══ Kutipan Sumber
Dari sekitar 27.700 fasilitas kesehatan primer yang ada di Indonesia, sebanyak 22.764 fasilitas kesehatan primer telah bekerjasama dengan BPJS Kesehatan pada Juli 2021, dan terdapat 23.430 fasilitas kesehatan primer yang bekerjasama dengan BPJS Kesehatan di akhir tahun 2021. Total jumlah Puskesmas di Indonesia sampai dengan bulan Desember 2019 adalah 10.134 Puskesmas, terdiri dari 6.086 Puskesmas rawat inap dan 4.048 Puskesmas non rawat inap. Rerata dalam tiap tahun, jumlah Puskesmas bertambah 70 Puskesmas.

Rasio Puskesmas berbanding kecamatan pada tahun 2019 secara nasional adalah 1,4. Artinya, rata-rata dalam 10 kecamatan terdapat 14 Puskesmas. Namun, 16 dari 34 provinsi memiliki rasio di bawah rerata nasional. Rasio Puskesmas per kecamatan di Provinsi DKI Jakarta 7,16 sedangkan Provinsi Papua Barat memiliki tantangan geografis yang sulit untuk dijangkau, akses informasi yang amat terbatas, rendahnya infrastruktur dasar, serta keterbatasan sumber daya lainnya dan isu sosial ekonomi. Demikian pula Provinsi Kalimantan Utara yang merupakan wilayah pedalaman dengan keterbatasan sarana dan prasarana termasuk listrik, air, hingga ketersediaan obat-obatan. Ada 118 kecamatan di Propinsi Papua, 44 Kecamatan di Propinsi Papua Barat, 4 Kecamatan di Provinsi Sumatera Selatan, 3 Kecamatan di Propinsi Kalimantan Utara, 2 Kecamatan di Provinsi Sulawesi Utara, dan masing-masing 1 Kecamatan di Provinsi Kepulauan Riau dan Provinsi Sulawesi Tengah yang tidak memiliki Puskesmas. Dari 7.252 kecamatan di seluruh Indonesia, masih ada 171 kecamatan yang belum memiliki Puskesmas.
════
══ Materi Hasil Ekstraksi
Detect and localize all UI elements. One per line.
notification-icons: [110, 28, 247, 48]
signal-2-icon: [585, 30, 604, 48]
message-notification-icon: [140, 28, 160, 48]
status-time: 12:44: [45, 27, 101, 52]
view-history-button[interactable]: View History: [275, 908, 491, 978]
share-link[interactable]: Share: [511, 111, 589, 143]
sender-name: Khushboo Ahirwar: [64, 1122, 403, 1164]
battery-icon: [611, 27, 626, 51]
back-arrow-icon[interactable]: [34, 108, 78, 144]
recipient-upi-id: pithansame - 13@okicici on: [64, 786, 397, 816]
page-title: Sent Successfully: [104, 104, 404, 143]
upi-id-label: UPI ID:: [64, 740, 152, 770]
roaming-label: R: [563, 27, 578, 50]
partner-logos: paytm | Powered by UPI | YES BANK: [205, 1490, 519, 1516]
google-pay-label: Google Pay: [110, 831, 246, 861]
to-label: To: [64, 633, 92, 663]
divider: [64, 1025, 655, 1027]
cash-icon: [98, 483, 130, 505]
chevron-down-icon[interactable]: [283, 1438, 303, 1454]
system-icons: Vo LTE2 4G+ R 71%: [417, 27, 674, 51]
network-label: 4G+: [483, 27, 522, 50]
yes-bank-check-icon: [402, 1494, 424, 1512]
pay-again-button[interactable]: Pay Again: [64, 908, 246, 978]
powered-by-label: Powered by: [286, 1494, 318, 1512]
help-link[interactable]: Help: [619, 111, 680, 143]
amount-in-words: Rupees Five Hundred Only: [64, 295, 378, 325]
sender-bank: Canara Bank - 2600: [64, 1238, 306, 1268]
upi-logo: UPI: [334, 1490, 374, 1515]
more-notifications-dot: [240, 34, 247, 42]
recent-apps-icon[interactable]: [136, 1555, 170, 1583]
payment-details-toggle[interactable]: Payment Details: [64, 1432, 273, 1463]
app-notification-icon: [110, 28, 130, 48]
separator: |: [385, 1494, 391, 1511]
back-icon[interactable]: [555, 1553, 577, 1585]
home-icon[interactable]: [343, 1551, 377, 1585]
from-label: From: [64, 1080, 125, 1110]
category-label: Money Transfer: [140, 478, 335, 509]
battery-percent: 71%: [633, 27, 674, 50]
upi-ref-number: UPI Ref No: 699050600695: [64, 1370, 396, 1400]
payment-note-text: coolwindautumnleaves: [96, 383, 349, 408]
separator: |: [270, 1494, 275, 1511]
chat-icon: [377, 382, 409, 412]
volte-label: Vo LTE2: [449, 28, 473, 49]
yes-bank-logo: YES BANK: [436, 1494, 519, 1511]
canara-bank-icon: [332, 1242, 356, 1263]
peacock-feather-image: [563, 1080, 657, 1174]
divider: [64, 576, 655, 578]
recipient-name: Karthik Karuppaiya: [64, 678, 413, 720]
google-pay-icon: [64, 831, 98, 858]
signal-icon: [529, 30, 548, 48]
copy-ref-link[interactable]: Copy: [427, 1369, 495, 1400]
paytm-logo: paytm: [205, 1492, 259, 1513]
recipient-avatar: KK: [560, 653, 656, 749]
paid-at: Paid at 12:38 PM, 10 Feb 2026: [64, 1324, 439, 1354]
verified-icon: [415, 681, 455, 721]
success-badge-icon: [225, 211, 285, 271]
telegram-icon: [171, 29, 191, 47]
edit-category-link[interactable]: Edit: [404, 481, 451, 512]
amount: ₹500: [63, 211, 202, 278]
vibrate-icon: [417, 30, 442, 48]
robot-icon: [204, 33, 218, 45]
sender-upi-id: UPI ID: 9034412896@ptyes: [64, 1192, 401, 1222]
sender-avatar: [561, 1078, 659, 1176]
════
#### Kegiatan A
Jawab pertanyaan berikut berdasarkan kutipan tentang Puskesmas:
(i) Berapa jumlah seluruh Puskesmas di Indonesia sampai Desember 2019?
(ii) Berapa rasio Puskesmas per kecamatan di Provinsi DKI Jakarta?
(iii) Berapa kecamatan di Provinsi Papua Barat yang tidak memiliki Puskesmas?
#### Kegiatan B
Tulis ulang bagian kutipan tentang Puskesmas persis seperti aslinya, mulai dari "Dari sekitar 27.700" terus hingga "bertambah 70 Puskesmas.".
Materi tersebut tidak berperan apa pun di sini.

#### Hasil Tugas A
(i) 10.134 Puskesmas
(ii) 7,16
(iii) 44 kecamatan

#### Hasil Tugas B
Dari sekitar 27.700 fasilitas kesehatan primer yang ada di Indonesia, sebanyak 22.764 fasilitas kesehatan primer telah bekerjasama dengan BPJS Kesehatan pada Juli 2021, dan terdapat 23.430 fasilitas kesehatan primer yang bekerjasama dengan BPJS Kesehatan di akhir tahun 2021. Total jumlah Puskesmas di Indonesia sampai dengan bulan Desember 2019 adalah 10.134 Puskesmas, terdiri dari 6.086 Puskesmas rawat inap dan 4.048 Puskesmas non rawat inap. Rerata dalam tiap tahun, jumlah Puskesmas bertambah 70 Puskesmas.